# [THE TASK]
In the entries that follow, how many lines contain the word "title"? Answer with the number only.

— START OF TASK DATA —

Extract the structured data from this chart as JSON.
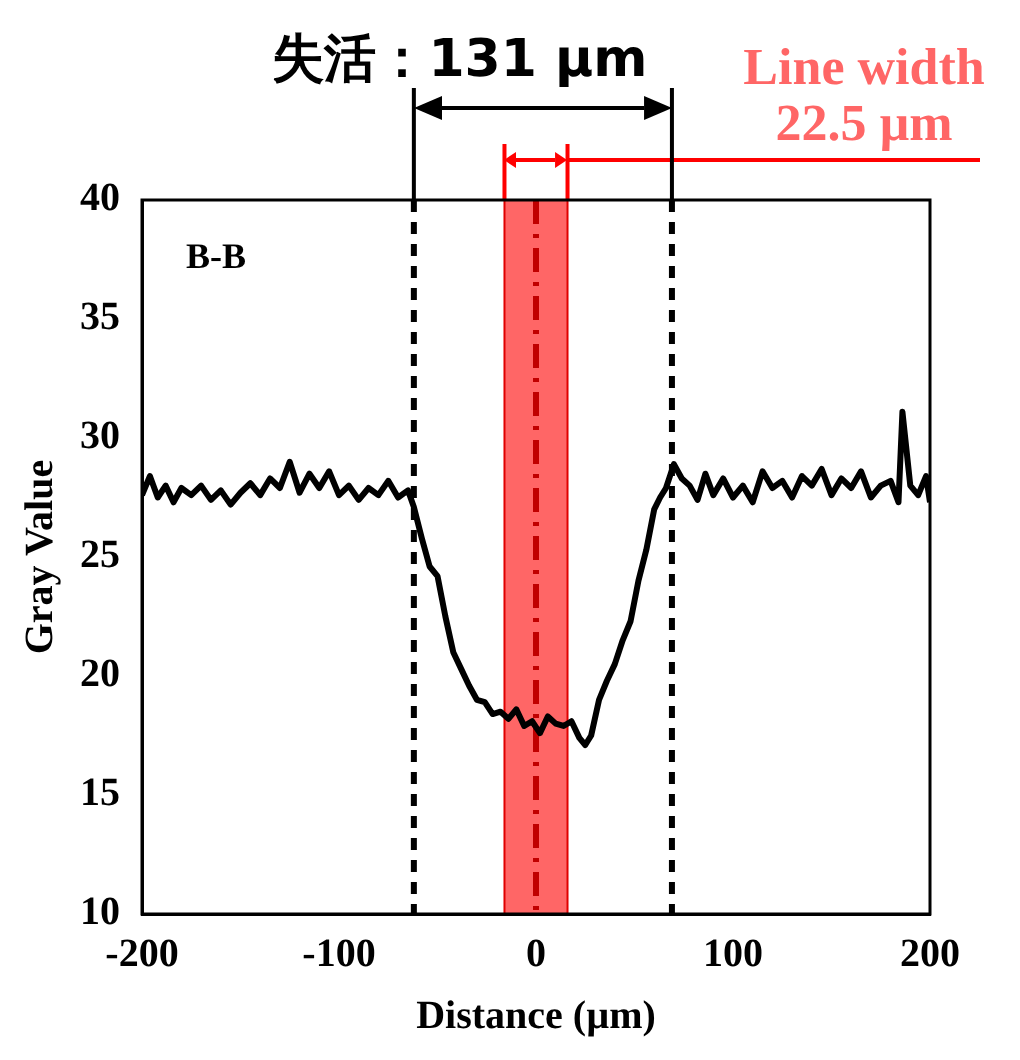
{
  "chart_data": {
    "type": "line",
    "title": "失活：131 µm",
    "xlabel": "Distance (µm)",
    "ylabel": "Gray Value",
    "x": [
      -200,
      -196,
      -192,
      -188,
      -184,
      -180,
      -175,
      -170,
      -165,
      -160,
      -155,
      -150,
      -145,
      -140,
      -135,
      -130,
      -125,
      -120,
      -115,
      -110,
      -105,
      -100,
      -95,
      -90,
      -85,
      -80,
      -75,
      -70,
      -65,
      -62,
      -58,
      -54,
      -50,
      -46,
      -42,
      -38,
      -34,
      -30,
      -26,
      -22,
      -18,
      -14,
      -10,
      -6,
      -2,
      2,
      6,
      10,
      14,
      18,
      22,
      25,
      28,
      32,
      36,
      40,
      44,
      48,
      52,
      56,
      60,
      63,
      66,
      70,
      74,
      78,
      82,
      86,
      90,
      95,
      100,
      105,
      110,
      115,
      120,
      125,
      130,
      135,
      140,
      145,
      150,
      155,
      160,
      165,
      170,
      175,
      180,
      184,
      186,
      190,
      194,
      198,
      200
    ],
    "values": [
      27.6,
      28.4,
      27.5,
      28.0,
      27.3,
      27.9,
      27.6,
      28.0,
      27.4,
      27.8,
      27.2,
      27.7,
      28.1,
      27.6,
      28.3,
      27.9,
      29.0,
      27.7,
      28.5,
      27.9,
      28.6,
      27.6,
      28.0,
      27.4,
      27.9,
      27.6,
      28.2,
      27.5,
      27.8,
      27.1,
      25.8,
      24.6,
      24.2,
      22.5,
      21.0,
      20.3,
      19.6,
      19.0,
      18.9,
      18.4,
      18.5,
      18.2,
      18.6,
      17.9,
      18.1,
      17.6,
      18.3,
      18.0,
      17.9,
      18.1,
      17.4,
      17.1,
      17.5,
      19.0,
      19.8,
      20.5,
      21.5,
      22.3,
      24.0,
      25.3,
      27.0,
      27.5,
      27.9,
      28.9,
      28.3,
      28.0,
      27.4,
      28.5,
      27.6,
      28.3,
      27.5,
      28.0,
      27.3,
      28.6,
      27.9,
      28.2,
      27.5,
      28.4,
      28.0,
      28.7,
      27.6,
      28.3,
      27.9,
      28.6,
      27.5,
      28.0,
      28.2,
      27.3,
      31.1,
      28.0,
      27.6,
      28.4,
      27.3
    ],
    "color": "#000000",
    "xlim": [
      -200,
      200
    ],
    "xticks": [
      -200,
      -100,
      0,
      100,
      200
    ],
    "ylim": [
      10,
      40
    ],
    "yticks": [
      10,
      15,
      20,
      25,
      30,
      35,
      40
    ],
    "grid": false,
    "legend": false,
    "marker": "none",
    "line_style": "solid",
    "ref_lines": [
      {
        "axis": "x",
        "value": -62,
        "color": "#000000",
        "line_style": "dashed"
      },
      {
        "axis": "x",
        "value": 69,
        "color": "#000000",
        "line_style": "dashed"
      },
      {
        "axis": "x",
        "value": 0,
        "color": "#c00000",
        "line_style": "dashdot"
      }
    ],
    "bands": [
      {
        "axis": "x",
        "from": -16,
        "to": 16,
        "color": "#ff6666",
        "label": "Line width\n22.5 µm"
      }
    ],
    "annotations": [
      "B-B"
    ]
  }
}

— END OF TASK DATA —
— START OF TASK DATA —

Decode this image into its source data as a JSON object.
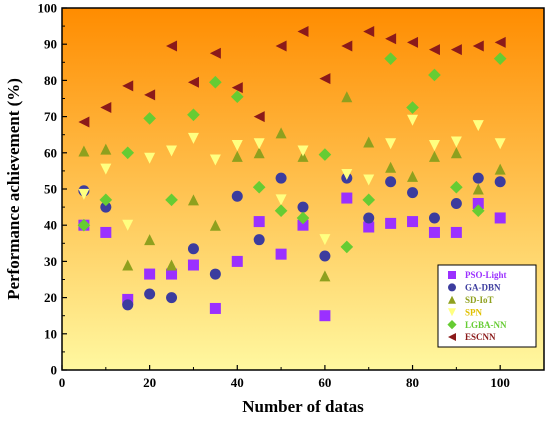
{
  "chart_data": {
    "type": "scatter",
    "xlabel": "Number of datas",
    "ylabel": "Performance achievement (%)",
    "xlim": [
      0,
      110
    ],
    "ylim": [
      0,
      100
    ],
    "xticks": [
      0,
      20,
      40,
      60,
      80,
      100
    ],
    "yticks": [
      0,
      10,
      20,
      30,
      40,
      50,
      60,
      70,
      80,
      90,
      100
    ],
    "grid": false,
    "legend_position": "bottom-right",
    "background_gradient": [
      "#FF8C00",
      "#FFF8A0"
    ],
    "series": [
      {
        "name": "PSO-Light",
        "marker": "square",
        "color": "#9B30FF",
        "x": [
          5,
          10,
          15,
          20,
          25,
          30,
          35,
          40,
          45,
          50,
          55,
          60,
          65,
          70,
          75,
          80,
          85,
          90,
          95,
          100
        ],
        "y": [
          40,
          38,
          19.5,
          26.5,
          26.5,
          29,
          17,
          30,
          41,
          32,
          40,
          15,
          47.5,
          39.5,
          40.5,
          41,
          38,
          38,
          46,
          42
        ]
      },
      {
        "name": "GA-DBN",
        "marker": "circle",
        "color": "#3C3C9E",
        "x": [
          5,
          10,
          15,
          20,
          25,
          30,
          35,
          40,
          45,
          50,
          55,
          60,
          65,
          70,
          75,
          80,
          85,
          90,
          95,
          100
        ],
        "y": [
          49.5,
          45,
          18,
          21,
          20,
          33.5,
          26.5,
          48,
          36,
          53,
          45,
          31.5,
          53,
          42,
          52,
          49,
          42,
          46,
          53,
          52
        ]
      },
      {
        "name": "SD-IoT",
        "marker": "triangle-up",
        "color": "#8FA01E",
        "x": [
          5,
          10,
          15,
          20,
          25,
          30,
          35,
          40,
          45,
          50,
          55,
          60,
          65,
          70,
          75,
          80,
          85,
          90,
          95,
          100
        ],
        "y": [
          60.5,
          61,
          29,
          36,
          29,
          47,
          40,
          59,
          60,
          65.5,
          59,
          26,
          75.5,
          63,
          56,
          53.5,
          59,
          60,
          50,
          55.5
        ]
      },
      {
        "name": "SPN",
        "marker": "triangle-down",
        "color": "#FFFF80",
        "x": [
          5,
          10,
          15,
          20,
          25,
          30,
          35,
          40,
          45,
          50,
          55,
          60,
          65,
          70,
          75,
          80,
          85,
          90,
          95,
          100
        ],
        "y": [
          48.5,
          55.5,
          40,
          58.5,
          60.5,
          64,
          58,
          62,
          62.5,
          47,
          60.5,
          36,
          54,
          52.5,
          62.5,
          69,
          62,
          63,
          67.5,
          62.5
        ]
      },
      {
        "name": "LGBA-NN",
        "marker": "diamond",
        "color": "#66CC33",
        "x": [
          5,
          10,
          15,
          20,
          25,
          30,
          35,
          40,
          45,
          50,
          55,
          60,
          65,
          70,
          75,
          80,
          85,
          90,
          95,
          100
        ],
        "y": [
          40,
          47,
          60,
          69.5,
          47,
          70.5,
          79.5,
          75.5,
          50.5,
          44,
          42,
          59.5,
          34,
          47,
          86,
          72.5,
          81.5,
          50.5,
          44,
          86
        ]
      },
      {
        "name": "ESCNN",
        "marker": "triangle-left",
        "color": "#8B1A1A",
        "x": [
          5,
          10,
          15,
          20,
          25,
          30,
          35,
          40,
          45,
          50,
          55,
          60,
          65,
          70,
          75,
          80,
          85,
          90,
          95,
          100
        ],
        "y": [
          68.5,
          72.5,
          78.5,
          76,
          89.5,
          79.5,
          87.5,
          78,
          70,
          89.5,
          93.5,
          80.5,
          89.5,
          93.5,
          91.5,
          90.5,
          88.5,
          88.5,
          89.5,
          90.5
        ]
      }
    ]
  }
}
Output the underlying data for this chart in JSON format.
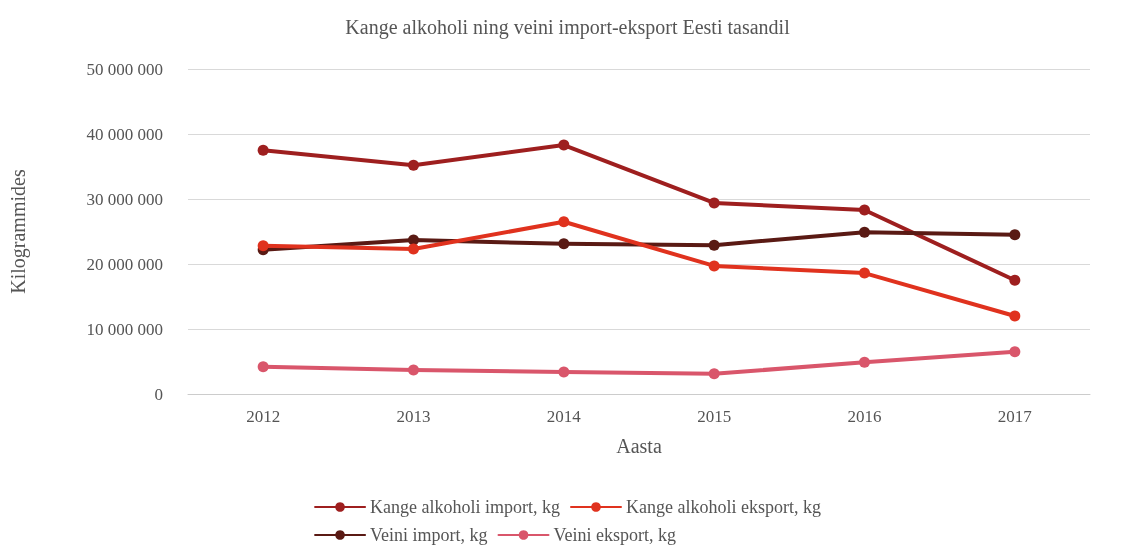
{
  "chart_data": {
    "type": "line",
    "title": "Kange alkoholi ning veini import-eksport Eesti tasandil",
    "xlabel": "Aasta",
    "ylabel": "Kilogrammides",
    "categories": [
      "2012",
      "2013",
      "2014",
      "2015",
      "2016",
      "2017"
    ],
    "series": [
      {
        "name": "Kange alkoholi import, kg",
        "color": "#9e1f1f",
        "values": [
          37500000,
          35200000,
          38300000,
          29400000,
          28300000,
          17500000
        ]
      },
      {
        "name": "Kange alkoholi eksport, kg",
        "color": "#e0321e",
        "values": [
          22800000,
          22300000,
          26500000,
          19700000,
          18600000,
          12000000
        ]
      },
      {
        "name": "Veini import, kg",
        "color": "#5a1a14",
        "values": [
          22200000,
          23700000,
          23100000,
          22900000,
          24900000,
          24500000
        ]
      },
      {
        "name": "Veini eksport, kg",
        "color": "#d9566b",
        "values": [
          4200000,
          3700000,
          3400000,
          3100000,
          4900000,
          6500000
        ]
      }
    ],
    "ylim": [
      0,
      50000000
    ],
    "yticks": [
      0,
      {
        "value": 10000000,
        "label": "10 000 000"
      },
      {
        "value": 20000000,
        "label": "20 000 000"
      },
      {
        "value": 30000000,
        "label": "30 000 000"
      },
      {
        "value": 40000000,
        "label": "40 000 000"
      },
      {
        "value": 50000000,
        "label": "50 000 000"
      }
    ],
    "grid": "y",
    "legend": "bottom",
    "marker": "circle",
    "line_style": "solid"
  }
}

— END OF TASK DATA —
— START OF TASK DATA —

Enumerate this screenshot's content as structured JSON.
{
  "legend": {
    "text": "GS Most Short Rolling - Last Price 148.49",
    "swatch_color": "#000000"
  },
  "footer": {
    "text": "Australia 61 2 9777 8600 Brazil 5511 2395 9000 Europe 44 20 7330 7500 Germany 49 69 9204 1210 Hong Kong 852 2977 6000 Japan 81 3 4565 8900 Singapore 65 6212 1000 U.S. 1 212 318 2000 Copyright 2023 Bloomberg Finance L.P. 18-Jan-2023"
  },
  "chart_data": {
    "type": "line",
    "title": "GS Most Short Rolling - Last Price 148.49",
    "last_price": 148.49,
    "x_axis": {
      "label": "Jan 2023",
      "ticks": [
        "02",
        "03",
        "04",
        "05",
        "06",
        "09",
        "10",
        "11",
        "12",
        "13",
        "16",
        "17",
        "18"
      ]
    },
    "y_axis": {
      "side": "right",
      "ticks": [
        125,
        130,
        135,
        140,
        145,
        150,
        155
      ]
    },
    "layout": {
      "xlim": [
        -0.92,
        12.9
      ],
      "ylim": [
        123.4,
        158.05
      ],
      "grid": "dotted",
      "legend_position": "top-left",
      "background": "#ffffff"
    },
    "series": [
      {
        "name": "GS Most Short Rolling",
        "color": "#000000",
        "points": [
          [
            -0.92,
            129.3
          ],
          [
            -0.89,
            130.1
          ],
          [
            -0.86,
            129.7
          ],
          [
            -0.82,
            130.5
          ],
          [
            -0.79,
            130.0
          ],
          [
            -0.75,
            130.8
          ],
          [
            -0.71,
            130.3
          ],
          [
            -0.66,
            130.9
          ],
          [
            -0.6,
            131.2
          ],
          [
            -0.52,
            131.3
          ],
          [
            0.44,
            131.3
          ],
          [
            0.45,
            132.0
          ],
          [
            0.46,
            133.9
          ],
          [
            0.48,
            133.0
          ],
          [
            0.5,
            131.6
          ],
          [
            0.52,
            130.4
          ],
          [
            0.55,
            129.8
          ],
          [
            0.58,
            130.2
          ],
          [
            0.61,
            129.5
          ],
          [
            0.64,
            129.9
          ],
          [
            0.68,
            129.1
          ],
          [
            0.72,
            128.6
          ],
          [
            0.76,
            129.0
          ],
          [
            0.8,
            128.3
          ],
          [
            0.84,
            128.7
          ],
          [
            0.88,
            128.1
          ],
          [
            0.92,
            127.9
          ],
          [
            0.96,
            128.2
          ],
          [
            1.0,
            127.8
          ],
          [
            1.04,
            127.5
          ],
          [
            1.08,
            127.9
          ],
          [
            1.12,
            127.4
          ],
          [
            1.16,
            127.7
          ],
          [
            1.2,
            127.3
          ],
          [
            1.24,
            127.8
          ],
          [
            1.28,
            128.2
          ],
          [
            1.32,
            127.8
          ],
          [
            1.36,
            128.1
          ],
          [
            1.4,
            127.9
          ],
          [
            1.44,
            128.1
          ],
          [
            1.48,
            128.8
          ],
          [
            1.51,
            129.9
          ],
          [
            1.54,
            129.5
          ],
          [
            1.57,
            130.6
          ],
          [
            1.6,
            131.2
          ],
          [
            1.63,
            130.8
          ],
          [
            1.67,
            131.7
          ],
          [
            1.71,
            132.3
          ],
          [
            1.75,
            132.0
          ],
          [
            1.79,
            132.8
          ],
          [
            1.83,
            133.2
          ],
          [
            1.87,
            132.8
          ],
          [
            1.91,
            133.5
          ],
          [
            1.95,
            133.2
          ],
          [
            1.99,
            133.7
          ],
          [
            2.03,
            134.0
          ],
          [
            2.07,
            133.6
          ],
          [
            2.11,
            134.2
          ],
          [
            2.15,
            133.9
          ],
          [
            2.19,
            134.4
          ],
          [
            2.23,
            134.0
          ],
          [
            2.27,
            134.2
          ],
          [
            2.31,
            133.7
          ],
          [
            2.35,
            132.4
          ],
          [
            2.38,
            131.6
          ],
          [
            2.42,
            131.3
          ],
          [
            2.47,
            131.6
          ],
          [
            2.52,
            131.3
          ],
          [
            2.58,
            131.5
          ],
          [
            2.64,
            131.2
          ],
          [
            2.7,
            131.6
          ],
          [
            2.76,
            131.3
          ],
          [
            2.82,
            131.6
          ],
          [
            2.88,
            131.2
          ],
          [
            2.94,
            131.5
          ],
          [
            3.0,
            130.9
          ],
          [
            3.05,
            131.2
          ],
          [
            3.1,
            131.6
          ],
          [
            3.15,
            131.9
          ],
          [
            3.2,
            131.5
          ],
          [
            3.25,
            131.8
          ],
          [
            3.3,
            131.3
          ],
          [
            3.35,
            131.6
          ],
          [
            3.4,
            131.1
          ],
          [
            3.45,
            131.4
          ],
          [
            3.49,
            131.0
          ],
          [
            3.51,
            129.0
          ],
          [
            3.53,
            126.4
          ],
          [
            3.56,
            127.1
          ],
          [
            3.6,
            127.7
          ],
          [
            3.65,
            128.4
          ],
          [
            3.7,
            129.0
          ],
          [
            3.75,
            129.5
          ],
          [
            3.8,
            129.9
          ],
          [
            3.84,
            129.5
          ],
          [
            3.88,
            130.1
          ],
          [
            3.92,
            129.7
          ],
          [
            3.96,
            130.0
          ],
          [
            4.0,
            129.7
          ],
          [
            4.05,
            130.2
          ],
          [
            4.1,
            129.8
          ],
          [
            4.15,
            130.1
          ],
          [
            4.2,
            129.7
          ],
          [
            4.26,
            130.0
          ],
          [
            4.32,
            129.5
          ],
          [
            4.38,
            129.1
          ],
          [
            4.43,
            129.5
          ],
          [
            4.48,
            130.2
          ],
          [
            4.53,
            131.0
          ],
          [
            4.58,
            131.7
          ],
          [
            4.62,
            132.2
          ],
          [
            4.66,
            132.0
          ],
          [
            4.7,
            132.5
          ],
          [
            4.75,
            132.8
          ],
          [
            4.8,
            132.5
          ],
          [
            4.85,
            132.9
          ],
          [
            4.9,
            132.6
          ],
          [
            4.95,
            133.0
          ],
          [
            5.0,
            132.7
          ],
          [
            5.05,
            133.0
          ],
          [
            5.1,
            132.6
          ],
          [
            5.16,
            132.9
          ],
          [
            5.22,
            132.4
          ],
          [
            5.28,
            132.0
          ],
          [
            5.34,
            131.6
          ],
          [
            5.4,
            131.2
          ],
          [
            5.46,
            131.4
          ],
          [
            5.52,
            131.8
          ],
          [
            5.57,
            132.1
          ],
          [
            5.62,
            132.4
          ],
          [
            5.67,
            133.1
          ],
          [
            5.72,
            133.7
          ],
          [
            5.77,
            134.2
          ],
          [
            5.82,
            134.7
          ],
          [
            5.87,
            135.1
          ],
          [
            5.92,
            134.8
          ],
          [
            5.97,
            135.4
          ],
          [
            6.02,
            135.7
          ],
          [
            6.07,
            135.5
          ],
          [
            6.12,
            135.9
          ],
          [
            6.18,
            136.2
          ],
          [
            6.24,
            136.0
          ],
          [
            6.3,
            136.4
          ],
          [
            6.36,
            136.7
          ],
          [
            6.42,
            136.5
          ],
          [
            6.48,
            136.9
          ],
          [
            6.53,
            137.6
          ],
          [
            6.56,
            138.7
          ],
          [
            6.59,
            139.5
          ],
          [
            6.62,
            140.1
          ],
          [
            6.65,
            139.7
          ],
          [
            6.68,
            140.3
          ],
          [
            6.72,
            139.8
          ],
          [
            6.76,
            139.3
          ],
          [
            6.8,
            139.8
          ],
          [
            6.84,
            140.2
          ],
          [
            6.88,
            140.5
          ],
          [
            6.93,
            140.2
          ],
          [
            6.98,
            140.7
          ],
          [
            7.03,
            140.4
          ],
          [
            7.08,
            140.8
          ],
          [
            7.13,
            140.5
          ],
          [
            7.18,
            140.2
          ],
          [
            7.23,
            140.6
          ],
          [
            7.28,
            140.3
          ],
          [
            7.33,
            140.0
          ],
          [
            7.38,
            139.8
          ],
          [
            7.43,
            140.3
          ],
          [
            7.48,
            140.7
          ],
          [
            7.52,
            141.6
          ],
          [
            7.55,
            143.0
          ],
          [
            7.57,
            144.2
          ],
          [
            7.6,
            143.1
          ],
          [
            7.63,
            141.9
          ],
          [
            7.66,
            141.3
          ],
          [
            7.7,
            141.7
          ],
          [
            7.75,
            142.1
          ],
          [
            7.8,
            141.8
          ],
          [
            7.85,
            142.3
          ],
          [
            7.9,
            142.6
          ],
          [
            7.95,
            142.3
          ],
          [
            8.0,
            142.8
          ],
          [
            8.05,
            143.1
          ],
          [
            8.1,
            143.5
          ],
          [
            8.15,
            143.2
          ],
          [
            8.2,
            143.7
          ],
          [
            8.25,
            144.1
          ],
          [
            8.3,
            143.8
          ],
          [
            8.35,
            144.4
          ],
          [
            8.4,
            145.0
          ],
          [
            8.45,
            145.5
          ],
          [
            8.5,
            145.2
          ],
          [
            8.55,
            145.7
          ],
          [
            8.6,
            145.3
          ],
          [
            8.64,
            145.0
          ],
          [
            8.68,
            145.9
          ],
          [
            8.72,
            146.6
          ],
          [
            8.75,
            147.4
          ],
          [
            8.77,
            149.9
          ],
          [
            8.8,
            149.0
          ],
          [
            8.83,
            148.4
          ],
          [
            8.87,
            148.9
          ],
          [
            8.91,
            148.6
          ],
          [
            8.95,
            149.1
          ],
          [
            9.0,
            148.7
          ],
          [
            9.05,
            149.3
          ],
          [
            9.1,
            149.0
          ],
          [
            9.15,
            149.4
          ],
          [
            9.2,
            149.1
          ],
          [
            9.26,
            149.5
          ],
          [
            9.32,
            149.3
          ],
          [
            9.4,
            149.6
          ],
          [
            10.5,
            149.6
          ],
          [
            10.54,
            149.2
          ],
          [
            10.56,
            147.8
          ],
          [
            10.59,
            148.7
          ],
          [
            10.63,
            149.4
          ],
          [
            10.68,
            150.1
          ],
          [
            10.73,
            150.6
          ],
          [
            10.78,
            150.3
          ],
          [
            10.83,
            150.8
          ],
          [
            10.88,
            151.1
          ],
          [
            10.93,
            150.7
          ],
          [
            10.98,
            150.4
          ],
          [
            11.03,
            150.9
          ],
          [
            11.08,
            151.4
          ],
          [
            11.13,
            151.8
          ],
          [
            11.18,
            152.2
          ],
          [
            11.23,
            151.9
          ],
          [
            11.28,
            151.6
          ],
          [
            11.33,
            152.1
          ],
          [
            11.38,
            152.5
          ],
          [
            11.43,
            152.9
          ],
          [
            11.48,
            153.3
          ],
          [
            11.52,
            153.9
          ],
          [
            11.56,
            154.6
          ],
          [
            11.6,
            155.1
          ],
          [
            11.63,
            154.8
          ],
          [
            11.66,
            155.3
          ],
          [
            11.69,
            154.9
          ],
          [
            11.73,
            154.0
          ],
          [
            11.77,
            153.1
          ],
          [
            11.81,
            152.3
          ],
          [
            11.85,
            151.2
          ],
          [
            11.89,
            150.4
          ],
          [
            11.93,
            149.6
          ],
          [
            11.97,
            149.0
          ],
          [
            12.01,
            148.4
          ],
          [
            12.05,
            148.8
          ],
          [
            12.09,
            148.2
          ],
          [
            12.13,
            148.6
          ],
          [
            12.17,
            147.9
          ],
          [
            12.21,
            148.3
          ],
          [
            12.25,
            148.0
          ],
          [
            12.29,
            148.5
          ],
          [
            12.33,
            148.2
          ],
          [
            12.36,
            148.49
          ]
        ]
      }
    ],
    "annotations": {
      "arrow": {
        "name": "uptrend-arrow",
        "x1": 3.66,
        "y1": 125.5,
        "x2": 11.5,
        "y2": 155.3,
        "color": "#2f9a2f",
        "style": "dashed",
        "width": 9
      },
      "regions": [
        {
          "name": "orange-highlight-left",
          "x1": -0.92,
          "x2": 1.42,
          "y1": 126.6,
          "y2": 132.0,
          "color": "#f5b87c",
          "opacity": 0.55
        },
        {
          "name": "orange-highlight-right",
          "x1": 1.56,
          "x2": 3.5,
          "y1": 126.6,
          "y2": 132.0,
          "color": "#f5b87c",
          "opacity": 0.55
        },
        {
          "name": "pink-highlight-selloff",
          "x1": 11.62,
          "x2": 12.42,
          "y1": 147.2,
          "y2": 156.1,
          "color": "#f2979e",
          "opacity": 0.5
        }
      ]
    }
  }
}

— END OF TASK DATA —

# [ANSWER TO THE TASK]
3